◆ **What to produce**
Every entry must be copied word for word.

(Records excerpted from a collection)
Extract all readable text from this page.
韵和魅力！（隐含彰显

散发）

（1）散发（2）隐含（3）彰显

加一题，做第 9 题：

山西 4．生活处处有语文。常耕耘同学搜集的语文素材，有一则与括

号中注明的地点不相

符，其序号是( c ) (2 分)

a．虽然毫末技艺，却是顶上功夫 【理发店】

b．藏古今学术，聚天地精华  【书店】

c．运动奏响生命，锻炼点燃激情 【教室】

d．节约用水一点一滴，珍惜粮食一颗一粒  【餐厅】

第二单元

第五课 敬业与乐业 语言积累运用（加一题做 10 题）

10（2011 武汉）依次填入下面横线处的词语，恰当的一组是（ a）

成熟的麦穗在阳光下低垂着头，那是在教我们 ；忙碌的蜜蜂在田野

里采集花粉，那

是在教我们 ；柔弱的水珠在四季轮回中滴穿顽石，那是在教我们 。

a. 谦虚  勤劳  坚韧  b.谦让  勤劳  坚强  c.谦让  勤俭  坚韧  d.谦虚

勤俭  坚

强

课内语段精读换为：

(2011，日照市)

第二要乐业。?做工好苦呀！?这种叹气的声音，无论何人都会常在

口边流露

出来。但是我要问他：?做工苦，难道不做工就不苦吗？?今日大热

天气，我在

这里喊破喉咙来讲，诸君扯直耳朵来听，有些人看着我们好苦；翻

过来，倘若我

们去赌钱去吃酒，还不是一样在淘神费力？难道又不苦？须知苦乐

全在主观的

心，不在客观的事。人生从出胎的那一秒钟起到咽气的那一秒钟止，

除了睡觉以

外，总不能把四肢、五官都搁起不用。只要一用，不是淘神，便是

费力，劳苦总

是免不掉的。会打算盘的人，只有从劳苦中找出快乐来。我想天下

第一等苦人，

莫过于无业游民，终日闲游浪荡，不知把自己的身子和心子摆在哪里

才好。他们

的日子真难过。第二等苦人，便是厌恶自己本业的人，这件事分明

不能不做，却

◆ **Completed exercise**
Extract all readable text from this page.
韵和魅力！（隐含彰显

散发）

（1）散发（2）隐含（3）彰显

加一题，做第 9 题：

山西 4．生活处处有语文。常耕耘同学搜集的语文素材，有一则与括

号中注明的地点不相

符，其序号是( c ) (2 分)

a．虽然毫末技艺，却是顶上功夫 【理发店】

b．藏古今学术，聚天地精华  【书店】

c．运动奏响生命，锻炼点燃激情 【教室】

d．节约用水一点一滴，珍惜粮食一颗一粒  【餐厅】

第二单元

第五课 敬业与乐业 语言积累运用（加一题做 10 题）

10（2011 武汉）依次填入下面横线处的词语，恰当的一组是（ a）

成熟的麦穗在阳光下低垂着头，那是在教我们 ；忙碌的蜜蜂在田野

里采集花粉，那

是在教我们 ；柔弱的水珠在四季轮回中滴穿顽石，那是在教我们 。

a. 谦虚  勤劳  坚韧  b.谦让  勤劳  坚强  c.谦让  勤俭  坚韧  d.谦虚

勤俭  坚

强

课内语段精读换为：

(2011，日照市)

第二要乐业。?做工好苦呀！?这种叹气的声音，无论何人都会常在

口边流露

出来。但是我要问他：?做工苦，难道不做工就不苦吗？?今日大热

天气，我在

这里喊破喉咙来讲，诸君扯直耳朵来听，有些人看着我们好苦；翻

过来，倘若我

们去赌钱去吃酒，还不是一样在淘神费力？难道又不苦？须知苦乐

全在主观的

心，不在客观的事。人生从出胎的那一秒钟起到咽气的那一秒钟止，

除了睡觉以

外，总不能把四肢、五官都搁起不用。只要一用，不是淘神，便是

费力，劳苦总

是免不掉的。会打算盘的人，只有从劳苦中找出快乐来。我想天下

第一等苦人，

莫过于无业游民，终日闲游浪荡，不知把自己的身子和心子摆在哪里

才好。他们

的日子真难过。第二等苦人，便是厌恶自己本业的人，这件事分明

不能不做，却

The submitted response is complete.